__WORK TO COMPLETE__. In the entries below, tally the lines that contain the string "importancia", then state that number alone.

__PROVIDED RECORDS__.
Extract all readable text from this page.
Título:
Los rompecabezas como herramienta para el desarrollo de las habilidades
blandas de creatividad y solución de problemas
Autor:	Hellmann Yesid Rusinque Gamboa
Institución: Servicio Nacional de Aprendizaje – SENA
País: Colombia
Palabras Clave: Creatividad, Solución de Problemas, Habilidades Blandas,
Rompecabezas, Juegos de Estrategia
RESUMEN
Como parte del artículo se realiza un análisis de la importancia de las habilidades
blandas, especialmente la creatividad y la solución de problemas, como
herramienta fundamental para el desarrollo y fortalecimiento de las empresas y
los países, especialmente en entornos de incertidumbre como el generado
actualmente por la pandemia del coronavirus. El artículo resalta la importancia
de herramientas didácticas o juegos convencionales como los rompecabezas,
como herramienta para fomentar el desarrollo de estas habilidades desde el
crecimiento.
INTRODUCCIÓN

__EXERCISE SOLUTION__. 2